That changed a decade ago, as airplanes turned into missiles and crashed into the World Trade Towers. It was a high price that ordinary Americans paid for foreign involvements that were not of their choosing. And yet, 9-11 raised a clamor among people that they be told how US foreign policy was conducted. As popular demand forced the media to zero into the world – and Afghanistan and Pakistan became house-hold names – the globe grew more connected.

In undertaking to write `Aboard the Democracy Train,’ I went back in time – from the Cold War days when the US and Pakistan had combined to defeat the Soviet invasion of Afghanistan. Then, as a front line reporter for the daily Dawn newspaper in Karachi, Pakistan, I had chronicled how the weapons funneled to the Afghan Mujahedeen next door, were used to settle ethnic and tribal feuds inside Pakistan. It was the period when US-Pakistan collaboration hastened the rise of the Taliban.

- DATA LISTING -
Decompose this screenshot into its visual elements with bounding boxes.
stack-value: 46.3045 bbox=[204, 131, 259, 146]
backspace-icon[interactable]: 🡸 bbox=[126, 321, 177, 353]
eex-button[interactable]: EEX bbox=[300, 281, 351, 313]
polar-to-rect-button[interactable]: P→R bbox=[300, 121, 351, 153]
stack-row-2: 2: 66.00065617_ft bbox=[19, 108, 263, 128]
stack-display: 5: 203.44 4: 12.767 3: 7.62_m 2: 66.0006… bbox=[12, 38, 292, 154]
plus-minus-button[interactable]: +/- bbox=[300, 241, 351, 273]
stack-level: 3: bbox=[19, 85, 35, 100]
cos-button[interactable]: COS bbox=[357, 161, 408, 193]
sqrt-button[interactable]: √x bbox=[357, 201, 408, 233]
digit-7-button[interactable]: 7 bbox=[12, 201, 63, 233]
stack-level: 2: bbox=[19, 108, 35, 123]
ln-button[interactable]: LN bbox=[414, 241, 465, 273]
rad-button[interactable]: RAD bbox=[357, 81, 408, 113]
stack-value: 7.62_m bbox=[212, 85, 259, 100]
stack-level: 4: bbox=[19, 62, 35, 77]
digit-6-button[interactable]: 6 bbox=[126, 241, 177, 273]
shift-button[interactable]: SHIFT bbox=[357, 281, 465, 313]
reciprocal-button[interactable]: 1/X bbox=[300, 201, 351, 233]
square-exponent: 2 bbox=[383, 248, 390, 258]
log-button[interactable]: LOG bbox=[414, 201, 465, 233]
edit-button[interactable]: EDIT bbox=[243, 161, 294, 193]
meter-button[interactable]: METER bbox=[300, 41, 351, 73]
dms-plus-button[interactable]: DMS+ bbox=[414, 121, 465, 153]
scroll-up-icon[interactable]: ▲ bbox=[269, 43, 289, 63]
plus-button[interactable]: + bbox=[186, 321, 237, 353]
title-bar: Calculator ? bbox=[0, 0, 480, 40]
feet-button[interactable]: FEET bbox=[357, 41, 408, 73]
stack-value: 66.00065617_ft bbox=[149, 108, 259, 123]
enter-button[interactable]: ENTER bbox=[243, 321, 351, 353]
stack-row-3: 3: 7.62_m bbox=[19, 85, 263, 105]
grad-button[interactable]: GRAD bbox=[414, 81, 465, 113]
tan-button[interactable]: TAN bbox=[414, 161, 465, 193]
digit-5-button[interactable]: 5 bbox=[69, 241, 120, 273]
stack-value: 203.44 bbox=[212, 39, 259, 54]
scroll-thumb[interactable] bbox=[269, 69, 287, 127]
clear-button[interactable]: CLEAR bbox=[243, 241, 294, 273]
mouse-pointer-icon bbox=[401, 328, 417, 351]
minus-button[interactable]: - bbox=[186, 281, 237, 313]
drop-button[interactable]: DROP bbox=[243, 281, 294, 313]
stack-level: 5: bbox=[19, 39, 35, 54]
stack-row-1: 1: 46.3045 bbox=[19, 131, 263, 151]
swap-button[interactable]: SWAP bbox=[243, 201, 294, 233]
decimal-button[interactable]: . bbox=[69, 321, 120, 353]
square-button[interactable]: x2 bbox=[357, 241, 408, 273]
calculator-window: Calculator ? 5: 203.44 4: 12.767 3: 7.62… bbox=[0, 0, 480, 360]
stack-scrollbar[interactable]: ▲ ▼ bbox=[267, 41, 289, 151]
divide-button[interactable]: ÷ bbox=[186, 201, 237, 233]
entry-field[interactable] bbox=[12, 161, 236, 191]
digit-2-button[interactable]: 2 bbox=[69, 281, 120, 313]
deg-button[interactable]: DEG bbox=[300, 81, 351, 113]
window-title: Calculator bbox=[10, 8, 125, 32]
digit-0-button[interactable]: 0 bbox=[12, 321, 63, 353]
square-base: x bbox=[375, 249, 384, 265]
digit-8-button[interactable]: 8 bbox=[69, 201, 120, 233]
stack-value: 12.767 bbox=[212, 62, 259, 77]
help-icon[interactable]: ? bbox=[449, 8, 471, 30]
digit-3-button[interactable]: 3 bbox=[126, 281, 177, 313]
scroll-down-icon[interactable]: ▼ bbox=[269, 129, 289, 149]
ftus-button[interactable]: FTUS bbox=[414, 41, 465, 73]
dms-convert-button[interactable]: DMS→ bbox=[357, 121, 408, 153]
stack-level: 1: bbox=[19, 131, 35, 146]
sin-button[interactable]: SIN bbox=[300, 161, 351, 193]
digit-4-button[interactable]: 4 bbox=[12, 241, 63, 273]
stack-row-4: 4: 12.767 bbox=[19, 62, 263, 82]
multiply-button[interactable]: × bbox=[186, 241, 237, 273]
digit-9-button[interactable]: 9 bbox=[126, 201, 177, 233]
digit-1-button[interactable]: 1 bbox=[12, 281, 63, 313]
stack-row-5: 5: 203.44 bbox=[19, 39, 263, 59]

- DO THIS -
Output the entire passage on 9-11 and US-Pakistan relations word for word. The items placed after this text come from a separate source.

- CORRECT RESULT -
That changed a decade ago, as airplanes turned into missiles and crashed into the World Trade Towers. It was a high price that ordinary Americans paid for foreign involvements that were not of their choosing. And yet, 9-11 raised a clamor among people that they be told how US foreign policy was conducted. As popular demand forced the media to zero into the world – and Afghanistan and Pakistan became house-hold names – the globe grew more connected.

In undertaking to write `Aboard the Democracy Train,’ I went back in time – from the Cold War days when the US and Pakistan had combined to defeat the Soviet invasion of Afghanistan. Then, as a front line reporter for the daily Dawn newspaper in Karachi, Pakistan, I had chronicled how the weapons funneled to the Afghan Mujahedeen next door, were used to settle ethnic and tribal feuds inside Pakistan. It was the period when US-Pakistan collaboration hastened the rise of the Taliban.